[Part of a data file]
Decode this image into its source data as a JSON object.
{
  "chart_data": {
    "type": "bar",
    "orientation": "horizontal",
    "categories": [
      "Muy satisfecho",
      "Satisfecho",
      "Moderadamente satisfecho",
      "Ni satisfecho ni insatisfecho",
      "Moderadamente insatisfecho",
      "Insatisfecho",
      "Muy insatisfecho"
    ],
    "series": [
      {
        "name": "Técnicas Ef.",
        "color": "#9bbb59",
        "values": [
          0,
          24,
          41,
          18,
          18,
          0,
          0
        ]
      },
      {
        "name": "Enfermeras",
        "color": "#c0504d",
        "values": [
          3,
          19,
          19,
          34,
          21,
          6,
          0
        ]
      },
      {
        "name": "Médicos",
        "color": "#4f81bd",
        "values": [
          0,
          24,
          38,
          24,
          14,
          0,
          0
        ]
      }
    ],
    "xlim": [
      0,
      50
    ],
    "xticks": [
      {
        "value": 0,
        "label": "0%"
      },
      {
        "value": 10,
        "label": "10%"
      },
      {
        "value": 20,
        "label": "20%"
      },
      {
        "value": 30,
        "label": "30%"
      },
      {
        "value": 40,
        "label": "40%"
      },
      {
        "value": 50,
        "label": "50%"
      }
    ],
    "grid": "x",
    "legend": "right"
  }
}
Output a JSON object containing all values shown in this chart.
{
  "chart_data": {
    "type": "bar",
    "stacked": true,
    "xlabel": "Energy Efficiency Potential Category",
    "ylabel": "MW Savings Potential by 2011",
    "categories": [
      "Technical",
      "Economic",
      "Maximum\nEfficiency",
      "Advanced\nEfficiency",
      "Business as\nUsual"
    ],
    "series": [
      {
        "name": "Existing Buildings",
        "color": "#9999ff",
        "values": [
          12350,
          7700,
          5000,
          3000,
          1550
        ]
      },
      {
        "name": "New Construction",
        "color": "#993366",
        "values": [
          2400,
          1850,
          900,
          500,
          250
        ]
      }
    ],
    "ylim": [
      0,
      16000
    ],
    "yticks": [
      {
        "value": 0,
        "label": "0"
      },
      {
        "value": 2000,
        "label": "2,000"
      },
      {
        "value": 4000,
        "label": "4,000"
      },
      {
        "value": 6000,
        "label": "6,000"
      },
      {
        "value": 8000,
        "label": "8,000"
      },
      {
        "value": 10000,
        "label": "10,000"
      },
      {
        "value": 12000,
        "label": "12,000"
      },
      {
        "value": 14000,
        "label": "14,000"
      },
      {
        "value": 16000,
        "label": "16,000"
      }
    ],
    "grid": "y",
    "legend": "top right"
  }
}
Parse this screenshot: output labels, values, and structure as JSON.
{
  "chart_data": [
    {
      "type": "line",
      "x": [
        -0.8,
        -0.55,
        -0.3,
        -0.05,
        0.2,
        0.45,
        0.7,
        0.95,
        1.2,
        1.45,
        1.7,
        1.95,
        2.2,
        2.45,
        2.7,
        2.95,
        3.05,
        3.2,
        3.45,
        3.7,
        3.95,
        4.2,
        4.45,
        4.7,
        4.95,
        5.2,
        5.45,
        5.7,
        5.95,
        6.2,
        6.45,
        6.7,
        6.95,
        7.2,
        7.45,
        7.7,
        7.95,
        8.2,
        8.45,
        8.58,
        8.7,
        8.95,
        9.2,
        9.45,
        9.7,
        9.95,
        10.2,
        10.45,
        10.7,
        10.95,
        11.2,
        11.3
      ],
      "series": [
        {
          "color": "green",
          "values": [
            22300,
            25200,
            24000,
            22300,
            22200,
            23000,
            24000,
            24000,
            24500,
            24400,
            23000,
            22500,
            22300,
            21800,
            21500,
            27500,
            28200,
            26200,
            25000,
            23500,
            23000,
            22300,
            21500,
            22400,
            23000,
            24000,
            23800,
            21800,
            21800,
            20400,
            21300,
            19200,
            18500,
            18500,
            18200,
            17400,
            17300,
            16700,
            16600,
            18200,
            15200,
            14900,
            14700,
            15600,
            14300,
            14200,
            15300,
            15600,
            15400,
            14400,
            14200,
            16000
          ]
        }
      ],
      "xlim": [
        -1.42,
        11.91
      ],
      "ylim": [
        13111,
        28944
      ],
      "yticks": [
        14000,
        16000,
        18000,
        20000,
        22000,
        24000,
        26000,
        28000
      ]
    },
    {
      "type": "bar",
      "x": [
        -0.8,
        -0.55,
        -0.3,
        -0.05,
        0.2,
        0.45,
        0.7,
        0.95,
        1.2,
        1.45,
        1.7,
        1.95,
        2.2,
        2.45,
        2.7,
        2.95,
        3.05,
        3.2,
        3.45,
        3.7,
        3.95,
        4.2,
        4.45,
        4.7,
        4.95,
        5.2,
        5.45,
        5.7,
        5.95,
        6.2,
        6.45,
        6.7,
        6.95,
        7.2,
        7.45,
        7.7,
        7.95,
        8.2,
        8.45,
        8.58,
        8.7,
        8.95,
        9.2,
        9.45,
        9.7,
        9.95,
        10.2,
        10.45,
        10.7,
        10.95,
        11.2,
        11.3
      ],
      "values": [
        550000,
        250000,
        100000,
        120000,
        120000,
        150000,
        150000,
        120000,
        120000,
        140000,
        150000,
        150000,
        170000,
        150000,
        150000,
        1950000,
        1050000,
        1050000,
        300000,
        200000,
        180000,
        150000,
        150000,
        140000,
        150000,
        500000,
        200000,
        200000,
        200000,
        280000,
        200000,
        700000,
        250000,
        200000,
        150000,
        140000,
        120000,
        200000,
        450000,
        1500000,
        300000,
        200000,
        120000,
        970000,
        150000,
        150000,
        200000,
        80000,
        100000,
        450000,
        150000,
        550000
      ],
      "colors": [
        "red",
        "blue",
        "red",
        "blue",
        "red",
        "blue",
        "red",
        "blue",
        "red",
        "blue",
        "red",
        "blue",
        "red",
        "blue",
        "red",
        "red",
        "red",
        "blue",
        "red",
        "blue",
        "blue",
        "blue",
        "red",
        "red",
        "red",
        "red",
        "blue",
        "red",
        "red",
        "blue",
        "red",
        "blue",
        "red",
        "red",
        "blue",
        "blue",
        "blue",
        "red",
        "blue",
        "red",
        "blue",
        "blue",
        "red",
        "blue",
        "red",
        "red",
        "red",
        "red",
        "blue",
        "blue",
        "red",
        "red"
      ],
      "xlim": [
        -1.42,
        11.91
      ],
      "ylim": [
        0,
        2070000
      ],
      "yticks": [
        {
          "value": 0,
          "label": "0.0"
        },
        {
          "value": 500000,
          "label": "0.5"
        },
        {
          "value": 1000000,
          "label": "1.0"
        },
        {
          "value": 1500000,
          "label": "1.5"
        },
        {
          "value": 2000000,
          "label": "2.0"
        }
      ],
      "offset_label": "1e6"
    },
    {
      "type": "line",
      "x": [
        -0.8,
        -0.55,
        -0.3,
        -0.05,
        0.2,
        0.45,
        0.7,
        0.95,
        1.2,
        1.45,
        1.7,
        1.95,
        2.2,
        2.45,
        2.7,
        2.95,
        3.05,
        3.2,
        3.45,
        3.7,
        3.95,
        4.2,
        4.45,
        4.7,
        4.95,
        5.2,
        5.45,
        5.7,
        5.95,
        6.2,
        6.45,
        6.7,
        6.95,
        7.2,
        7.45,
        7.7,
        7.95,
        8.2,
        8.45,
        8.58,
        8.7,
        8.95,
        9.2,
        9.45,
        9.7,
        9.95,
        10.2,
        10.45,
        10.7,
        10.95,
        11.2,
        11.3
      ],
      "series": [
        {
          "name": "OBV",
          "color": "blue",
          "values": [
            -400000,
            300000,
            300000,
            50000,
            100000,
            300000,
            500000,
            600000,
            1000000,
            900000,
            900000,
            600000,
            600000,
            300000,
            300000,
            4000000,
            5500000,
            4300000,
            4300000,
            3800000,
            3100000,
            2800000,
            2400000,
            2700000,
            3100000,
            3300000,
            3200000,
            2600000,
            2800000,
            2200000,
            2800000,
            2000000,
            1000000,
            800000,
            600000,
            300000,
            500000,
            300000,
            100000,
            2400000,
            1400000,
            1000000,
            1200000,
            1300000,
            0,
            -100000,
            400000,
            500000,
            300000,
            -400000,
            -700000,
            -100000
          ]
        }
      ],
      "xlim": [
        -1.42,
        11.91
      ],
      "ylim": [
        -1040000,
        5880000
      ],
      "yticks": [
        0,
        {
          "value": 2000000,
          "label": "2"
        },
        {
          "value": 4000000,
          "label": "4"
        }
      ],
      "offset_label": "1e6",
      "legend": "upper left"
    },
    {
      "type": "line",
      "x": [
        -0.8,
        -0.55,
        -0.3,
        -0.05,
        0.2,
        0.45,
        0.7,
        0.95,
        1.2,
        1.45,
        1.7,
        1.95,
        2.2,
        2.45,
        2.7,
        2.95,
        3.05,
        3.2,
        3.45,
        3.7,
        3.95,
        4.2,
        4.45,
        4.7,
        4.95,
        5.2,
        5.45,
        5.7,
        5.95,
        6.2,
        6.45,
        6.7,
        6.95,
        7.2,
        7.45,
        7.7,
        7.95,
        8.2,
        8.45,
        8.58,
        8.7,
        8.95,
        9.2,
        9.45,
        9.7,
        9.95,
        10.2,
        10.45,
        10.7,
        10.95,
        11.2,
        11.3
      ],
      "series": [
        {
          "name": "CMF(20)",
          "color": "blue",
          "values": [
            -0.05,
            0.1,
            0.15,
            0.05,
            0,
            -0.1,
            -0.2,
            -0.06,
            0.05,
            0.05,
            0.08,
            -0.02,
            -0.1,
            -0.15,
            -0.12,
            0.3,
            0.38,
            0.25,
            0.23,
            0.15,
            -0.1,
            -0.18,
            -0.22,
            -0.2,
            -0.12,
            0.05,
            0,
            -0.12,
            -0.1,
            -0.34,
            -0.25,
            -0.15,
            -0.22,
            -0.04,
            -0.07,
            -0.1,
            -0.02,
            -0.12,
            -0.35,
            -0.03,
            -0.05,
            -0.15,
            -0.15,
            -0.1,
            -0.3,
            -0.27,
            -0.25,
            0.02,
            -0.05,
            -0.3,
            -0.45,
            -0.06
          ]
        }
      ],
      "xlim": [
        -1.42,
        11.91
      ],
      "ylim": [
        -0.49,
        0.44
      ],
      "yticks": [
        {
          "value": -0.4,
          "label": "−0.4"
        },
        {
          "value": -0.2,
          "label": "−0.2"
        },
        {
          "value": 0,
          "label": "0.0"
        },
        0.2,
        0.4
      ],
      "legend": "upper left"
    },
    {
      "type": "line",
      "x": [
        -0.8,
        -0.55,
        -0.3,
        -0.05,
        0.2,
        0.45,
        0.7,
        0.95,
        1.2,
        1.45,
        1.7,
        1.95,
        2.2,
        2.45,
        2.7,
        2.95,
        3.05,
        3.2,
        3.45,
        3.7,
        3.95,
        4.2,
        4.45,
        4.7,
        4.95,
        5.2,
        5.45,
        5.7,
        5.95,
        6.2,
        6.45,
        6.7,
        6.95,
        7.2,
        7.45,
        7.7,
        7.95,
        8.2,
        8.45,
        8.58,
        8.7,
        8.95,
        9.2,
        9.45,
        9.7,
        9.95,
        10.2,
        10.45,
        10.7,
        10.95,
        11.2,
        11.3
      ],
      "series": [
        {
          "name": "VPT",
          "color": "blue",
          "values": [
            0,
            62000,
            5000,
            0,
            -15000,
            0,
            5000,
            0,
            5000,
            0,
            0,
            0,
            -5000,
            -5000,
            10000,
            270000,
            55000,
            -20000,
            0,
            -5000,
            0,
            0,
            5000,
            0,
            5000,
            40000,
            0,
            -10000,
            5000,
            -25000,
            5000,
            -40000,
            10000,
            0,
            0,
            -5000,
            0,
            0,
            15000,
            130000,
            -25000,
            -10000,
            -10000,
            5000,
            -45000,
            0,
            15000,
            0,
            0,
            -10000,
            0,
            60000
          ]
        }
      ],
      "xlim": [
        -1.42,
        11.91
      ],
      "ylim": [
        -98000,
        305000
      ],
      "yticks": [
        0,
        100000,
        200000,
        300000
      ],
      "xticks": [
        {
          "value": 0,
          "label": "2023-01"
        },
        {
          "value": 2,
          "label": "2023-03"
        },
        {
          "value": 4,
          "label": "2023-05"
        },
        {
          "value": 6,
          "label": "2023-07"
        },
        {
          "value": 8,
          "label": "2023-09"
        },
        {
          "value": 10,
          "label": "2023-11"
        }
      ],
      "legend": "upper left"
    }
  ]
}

§ YOUR TASK
Tally the lines of the listing in which the word "this" occurs, and state the total alone.

§ WRITTEN ANSWER
3